SOURCE TEXT section start
French comics writer

Fabien Toulmé (born 1980) is a French comic book author.

== Biography ==
Fabien Toulmé was born in Orléans. He studied civil engineering and urbanism. In his last year of studies in France, Fabien was able to do an interchange year, choosing the Federal University of Paraíba, in Brazil, and moved to João Pessoa. He opened an engineering firm in Fortaleza and worked as an engineer in Brazil, Benin, and the French overseas departments of French Guiana and Guadeloupe. He practiced this activity without any particular passion and during his stay in Brazil he met his wife, with whom he had two children. A few encounters in the world of Brazilian comics encouraged him to turn to this field. Back to France, he lived for a time in a Parisian suburb (banlieue).

From 2009, installed in Aix-en-Provence, he started publishing his work on the web and collaborated with magazines such as Lanfeust Mag (where he published a series called Heureux qui comme Alex), Spirou with L'Atelier Mastodonte, Psikopat and Wakou. He then joined Thomas Cadène on his webcomic entitled Les Autres Gens. He also participated in the development of collective works such as Vivre dessous and Alimentation Générale. Noticed by a collection director at Delcourt Editions in 2013, he worked as an engineer during the day and, in parallel, drew his first graphic novel during the evenings.
SOURCE TEXT section end
GIVEN ENTRIES section start
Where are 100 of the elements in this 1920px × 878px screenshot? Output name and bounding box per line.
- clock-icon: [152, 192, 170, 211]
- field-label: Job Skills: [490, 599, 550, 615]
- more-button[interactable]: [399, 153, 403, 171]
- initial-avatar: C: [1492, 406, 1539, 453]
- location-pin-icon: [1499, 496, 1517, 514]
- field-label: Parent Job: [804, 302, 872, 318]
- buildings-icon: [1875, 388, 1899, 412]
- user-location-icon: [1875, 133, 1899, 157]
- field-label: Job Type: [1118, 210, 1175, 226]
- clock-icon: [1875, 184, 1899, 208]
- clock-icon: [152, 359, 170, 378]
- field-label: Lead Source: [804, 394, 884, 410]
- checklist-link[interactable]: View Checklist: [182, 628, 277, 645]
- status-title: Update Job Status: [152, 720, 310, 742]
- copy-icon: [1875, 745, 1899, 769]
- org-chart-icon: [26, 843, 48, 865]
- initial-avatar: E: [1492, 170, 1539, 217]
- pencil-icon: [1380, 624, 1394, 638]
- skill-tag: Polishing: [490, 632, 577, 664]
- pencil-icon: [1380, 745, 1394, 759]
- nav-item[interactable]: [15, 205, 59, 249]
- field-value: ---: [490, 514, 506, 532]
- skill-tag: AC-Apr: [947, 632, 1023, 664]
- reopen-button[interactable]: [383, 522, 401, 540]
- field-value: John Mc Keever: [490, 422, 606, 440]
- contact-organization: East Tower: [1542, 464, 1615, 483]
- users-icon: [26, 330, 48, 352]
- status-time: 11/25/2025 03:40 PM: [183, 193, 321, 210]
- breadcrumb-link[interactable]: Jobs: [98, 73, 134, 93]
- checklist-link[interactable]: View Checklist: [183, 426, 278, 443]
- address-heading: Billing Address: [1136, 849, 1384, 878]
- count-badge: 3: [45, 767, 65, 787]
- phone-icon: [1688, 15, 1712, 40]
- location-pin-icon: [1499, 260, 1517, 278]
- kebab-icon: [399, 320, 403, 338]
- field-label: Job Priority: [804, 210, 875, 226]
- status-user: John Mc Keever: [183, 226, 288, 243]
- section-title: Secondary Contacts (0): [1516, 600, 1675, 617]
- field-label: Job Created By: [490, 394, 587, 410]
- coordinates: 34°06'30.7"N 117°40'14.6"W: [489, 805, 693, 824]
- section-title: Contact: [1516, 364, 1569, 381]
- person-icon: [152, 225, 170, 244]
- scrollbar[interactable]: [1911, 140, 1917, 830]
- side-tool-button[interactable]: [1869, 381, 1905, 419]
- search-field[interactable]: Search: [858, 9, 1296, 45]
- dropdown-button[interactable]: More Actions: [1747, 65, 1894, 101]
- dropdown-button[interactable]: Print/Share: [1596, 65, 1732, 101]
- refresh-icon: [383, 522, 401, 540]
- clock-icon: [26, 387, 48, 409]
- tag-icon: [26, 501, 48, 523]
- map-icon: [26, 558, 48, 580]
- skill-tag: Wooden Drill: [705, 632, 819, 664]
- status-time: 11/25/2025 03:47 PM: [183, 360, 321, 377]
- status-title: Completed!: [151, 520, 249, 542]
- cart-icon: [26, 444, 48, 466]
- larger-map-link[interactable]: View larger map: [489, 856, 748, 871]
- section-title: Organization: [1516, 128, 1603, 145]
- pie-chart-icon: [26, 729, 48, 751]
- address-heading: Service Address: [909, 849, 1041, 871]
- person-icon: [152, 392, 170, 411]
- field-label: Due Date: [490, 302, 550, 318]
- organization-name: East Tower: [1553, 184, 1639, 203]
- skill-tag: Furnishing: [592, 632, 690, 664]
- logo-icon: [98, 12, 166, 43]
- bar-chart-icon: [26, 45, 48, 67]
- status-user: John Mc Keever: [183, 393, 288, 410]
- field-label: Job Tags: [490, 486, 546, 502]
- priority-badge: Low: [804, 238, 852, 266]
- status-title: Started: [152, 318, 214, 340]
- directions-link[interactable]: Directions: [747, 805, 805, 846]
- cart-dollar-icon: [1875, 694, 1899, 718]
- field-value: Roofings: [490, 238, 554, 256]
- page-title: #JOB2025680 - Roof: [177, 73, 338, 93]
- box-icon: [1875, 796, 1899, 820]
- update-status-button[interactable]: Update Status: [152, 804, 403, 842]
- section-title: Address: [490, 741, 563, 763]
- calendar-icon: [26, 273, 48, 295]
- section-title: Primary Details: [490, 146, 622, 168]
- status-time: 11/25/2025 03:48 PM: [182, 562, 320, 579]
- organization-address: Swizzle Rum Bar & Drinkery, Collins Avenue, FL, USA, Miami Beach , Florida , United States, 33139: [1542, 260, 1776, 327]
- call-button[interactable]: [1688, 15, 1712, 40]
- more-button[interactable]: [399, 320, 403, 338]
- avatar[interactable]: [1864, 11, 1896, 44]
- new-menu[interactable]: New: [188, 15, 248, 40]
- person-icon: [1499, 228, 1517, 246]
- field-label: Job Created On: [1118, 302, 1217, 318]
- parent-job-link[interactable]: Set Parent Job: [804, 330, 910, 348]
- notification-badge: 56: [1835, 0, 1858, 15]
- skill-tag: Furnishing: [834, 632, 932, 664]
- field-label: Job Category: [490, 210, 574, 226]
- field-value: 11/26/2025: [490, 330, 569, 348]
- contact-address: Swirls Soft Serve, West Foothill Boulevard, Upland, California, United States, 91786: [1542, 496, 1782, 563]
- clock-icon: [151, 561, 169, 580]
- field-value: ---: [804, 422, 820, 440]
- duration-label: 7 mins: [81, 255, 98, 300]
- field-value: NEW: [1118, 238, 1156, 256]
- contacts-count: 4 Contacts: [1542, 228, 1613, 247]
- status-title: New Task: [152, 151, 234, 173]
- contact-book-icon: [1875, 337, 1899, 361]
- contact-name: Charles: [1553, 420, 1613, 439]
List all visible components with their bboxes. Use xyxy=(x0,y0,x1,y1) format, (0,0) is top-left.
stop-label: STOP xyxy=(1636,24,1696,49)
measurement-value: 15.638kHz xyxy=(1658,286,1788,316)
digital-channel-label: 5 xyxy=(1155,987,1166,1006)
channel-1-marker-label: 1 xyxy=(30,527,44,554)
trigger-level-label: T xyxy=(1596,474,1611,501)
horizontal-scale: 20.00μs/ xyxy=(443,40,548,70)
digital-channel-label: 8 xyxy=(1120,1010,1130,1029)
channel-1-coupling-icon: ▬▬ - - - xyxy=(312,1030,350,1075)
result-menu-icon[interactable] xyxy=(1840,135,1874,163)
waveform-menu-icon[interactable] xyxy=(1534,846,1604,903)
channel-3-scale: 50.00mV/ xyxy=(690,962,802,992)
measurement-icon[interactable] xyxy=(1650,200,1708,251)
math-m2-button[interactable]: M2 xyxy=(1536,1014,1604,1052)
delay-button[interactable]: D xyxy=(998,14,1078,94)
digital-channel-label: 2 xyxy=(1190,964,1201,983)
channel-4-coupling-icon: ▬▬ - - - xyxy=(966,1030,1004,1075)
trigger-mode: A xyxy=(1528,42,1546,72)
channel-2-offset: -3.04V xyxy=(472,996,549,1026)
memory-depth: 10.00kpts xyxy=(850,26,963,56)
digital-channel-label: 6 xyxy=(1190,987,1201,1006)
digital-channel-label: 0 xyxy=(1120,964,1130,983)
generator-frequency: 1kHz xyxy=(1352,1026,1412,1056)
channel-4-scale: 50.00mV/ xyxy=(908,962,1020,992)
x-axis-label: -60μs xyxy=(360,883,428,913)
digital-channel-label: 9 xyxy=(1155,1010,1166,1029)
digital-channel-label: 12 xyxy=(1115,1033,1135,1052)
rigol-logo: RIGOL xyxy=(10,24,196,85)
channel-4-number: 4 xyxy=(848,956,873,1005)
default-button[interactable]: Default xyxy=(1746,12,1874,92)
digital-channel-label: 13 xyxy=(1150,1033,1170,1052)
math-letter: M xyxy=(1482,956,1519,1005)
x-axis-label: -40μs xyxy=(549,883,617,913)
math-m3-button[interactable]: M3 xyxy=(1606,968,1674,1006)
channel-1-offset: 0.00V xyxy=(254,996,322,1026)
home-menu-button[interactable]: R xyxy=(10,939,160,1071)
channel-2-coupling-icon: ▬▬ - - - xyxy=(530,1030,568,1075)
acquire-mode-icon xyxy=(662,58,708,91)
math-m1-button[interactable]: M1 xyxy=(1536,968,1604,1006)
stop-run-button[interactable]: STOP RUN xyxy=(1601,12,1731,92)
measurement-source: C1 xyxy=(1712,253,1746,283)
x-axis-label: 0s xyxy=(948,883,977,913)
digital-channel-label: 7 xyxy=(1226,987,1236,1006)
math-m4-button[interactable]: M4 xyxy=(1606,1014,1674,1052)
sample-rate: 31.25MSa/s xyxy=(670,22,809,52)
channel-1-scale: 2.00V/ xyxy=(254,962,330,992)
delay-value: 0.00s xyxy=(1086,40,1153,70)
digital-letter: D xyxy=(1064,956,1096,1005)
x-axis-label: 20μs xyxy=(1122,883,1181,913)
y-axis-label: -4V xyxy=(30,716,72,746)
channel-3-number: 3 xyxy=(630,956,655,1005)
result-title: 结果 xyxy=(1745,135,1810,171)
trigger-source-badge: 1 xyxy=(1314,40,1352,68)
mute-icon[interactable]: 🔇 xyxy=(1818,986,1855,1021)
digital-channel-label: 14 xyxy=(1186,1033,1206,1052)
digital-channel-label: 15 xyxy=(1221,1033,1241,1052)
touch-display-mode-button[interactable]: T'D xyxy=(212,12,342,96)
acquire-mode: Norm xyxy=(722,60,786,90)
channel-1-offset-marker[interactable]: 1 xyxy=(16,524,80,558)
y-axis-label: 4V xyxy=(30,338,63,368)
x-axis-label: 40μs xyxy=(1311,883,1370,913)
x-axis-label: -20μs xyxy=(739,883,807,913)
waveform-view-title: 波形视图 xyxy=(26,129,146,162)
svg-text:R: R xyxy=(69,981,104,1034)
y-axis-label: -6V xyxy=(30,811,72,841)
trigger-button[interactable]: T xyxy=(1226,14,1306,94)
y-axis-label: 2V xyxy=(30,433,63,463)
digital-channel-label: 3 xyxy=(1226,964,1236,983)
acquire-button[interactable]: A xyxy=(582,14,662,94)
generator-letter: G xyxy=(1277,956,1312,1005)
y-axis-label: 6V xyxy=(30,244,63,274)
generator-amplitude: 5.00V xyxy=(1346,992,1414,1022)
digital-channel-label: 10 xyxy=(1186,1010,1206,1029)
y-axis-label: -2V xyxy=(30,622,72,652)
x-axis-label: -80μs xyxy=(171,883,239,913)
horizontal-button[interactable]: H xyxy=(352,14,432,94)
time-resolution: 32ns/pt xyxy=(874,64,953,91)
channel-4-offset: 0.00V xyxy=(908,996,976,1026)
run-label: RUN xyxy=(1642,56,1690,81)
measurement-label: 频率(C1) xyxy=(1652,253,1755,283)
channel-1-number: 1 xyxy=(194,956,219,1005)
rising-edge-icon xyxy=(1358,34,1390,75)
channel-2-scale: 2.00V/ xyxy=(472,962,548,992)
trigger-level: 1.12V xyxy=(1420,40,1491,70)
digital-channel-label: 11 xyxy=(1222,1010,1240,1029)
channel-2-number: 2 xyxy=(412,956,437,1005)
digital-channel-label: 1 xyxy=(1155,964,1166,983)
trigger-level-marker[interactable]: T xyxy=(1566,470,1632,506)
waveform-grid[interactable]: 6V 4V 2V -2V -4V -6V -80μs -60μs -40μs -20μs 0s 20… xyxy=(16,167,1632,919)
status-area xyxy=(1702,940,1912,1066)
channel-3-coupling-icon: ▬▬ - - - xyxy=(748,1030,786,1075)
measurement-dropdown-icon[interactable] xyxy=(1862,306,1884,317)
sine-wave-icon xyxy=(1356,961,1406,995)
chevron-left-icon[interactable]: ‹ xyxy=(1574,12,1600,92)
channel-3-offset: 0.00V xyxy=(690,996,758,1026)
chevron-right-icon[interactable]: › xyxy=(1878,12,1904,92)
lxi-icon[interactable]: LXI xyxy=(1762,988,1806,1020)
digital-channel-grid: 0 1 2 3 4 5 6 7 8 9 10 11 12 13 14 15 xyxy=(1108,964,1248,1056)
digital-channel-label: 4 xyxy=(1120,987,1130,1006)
GIVEN ENTRIES section end
*PROBLEMS TO WORK ON:*
• a. According to the Fabien Toulmé biography, which university did he choose for his interchange year?
• b. Reproduce the Fabien Toulmé biography word for word from "French comics writer" up to and including "Parisian suburb (banlieue).".

*SOLUTIONS TO THE EXERCISE:*
• a. The Federal University of Paraíba, in Brazil.

• b.
French comics writer

Fabien Toulmé (born 1980) is a French comic book author.

== Biography ==
Fabien Toulmé was born in Orléans. He studied civil engineering and urbanism. In his last year of studies in France, Fabien was able to do an interchange year, choosing the Federal University of Paraíba, in Brazil, and moved to João Pessoa. He opened an engineering firm in Fortaleza and worked as an engineer in Brazil, Benin, and the French overseas departments of French Guiana and Guadeloupe. He practiced this activity without any particular passion and during his stay in Brazil he met his wife, with whom he had two children. A few encounters in the world of Brazilian comics encouraged him to turn to this field. Back to France, he lived for a time in a Parisian suburb (banlieue).